Task directions: Looking at the listing beneath, work out how many lines hold "daha" and report only that figure.

+-------+

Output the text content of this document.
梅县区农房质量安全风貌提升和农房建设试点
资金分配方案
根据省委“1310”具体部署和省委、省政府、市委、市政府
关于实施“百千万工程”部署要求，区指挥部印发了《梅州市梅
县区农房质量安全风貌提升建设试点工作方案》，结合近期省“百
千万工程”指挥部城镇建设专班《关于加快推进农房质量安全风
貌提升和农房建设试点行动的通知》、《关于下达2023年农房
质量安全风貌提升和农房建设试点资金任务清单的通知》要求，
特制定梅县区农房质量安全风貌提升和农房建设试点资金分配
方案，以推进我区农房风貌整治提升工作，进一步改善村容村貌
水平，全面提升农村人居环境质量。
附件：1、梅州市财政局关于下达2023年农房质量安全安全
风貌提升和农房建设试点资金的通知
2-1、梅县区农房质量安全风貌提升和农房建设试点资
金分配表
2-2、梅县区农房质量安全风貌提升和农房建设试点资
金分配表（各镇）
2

+-------+

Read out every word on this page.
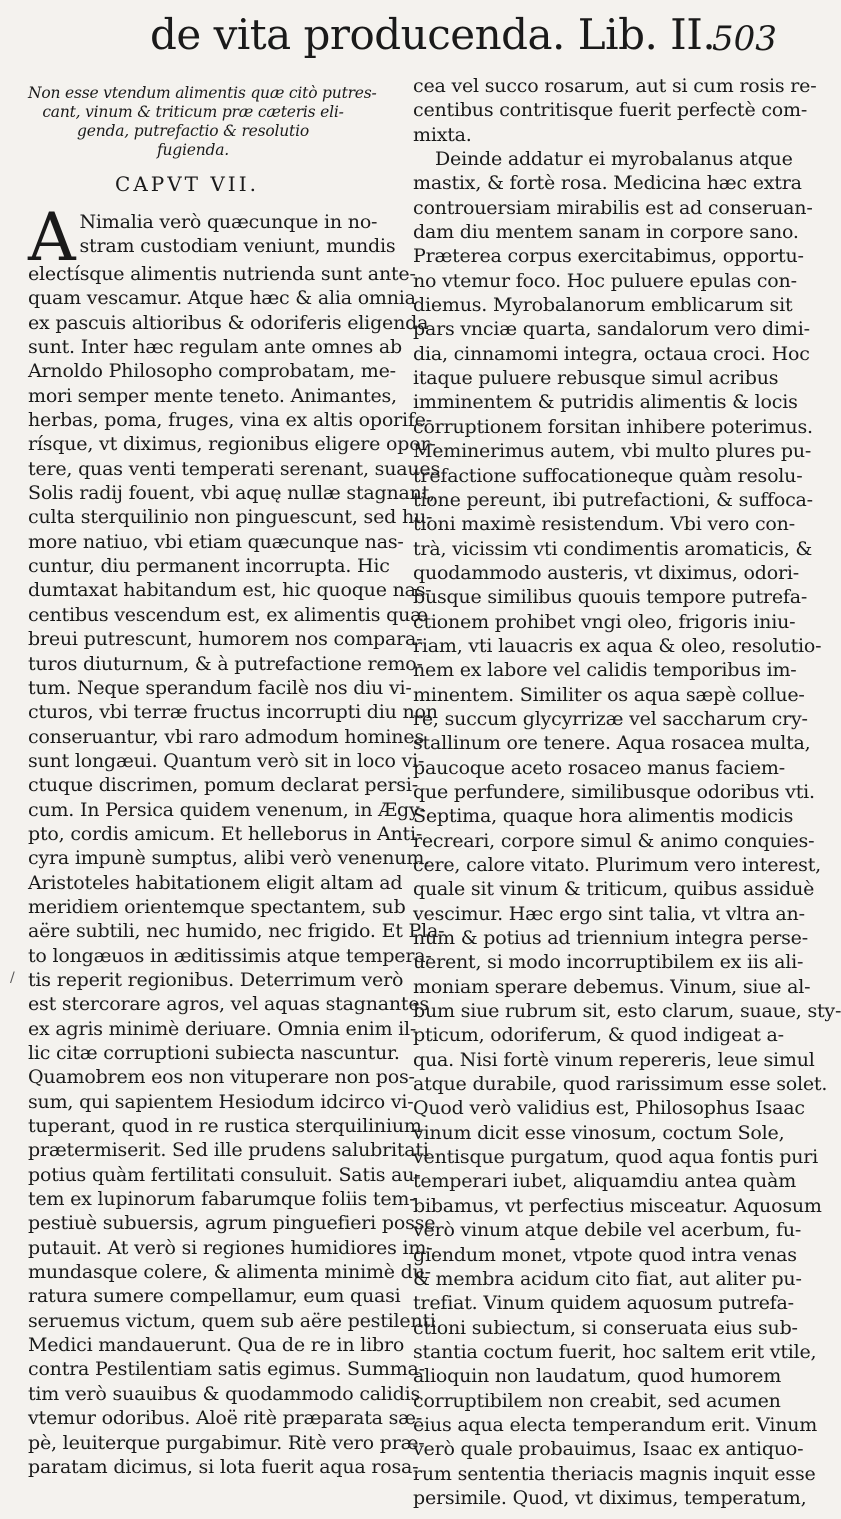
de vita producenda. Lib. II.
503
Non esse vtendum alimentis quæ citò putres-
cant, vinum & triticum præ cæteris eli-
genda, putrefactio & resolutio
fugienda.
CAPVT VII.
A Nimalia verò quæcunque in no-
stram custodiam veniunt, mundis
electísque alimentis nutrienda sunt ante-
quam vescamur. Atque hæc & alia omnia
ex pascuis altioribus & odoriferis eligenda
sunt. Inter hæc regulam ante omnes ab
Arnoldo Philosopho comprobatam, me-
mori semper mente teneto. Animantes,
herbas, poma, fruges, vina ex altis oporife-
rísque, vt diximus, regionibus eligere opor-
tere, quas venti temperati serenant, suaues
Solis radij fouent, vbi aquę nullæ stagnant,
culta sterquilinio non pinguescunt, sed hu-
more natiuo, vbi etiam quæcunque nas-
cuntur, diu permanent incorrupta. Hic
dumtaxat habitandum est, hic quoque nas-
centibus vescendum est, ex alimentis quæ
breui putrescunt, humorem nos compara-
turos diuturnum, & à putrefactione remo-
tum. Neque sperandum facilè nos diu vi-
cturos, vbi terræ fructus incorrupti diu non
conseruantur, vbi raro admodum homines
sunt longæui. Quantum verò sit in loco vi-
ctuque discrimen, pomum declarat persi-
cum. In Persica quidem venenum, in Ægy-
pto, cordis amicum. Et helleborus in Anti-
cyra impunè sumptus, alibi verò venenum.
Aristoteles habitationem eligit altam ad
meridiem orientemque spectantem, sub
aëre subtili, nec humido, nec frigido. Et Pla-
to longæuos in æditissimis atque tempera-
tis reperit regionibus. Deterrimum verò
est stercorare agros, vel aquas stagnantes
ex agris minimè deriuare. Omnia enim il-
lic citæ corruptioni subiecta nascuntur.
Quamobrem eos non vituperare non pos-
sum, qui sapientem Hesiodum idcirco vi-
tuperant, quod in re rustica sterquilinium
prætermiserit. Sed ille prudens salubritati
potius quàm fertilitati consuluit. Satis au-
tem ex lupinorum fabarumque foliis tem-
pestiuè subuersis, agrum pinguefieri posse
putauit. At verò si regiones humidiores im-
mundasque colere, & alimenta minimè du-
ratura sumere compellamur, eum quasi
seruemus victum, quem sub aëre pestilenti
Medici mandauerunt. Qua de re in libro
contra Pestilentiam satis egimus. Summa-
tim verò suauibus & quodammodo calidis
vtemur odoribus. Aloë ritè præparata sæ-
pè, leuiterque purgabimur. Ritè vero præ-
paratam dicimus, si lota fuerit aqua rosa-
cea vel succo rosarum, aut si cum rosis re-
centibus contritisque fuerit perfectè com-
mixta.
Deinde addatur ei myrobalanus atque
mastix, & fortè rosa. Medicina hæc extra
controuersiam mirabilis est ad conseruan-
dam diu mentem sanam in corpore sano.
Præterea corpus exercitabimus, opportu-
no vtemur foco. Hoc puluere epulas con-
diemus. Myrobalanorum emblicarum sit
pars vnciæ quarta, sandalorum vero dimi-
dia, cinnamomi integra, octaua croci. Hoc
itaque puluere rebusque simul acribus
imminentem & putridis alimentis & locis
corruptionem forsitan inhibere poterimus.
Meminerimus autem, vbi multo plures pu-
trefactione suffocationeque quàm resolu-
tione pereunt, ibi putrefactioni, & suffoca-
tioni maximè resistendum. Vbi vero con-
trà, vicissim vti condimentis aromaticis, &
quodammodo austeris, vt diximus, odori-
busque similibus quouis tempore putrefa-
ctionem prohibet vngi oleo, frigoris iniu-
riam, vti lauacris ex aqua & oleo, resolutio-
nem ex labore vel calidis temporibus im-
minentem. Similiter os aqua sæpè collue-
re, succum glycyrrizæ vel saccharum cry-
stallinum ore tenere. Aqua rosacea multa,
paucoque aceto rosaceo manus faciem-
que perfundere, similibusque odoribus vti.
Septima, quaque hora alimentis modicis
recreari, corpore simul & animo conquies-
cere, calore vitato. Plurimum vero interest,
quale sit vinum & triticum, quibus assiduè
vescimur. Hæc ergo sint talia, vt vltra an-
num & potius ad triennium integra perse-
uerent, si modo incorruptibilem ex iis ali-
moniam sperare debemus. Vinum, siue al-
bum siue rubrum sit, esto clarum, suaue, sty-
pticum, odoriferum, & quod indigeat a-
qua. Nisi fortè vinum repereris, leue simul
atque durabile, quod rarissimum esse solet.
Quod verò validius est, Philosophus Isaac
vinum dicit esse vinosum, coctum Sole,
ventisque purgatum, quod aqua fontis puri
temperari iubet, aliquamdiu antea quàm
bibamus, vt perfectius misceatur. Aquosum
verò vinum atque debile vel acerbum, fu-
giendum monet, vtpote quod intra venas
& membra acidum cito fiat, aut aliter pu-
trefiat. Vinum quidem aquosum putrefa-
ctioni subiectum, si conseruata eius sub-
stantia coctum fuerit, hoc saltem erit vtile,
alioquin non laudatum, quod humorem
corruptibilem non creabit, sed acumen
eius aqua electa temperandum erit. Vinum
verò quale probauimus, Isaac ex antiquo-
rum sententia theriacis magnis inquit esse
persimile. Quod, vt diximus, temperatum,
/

+-------+

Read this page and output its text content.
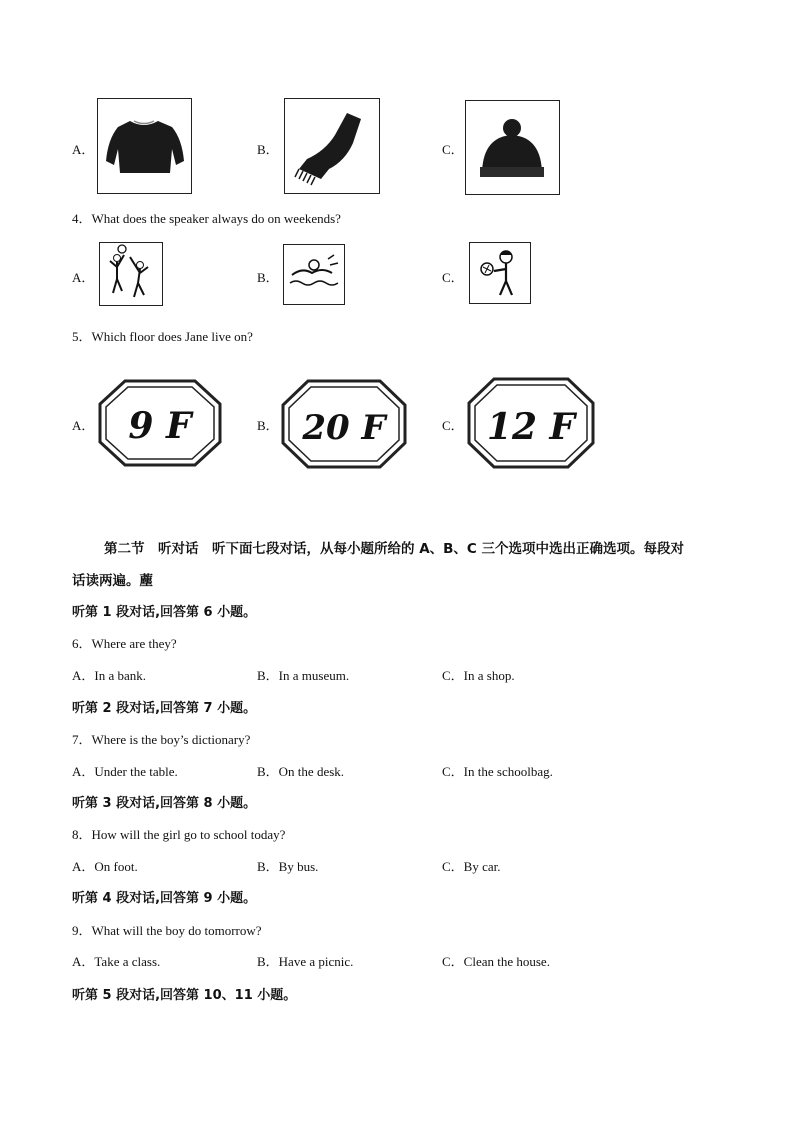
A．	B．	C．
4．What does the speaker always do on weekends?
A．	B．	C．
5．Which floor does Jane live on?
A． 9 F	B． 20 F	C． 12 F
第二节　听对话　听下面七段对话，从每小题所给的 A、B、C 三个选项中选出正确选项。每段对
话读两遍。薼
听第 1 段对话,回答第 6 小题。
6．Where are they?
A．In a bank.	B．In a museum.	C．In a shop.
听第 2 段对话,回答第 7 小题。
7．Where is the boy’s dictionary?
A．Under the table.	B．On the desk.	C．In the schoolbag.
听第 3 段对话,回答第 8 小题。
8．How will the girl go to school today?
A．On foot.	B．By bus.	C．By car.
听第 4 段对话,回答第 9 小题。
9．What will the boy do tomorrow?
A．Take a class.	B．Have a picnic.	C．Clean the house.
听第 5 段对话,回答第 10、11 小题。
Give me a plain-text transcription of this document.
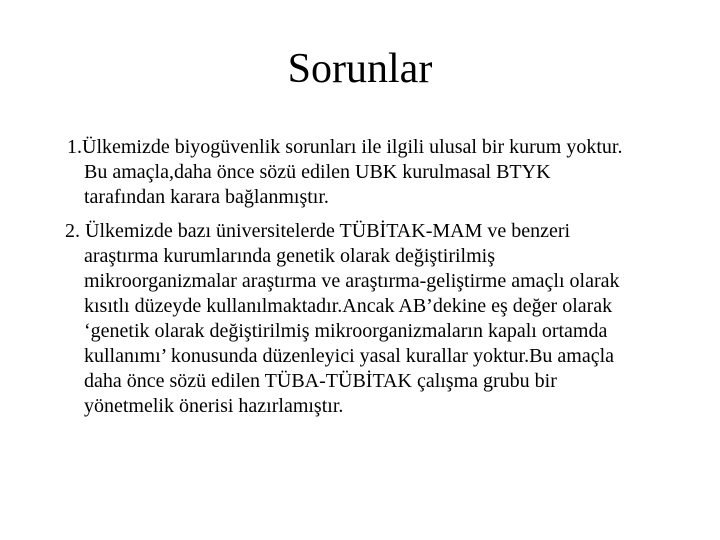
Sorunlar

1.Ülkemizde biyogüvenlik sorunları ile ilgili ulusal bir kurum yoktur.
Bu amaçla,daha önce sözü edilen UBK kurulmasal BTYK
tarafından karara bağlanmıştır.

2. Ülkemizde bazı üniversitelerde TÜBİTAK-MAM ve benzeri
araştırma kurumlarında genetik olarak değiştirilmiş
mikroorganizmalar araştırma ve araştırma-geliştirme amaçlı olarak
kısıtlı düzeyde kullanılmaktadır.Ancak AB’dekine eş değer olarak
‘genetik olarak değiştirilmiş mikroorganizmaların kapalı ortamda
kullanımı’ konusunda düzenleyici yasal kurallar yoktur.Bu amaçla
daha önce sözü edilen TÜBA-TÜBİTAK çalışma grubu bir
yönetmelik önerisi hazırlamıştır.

+-------+

Written answer: 2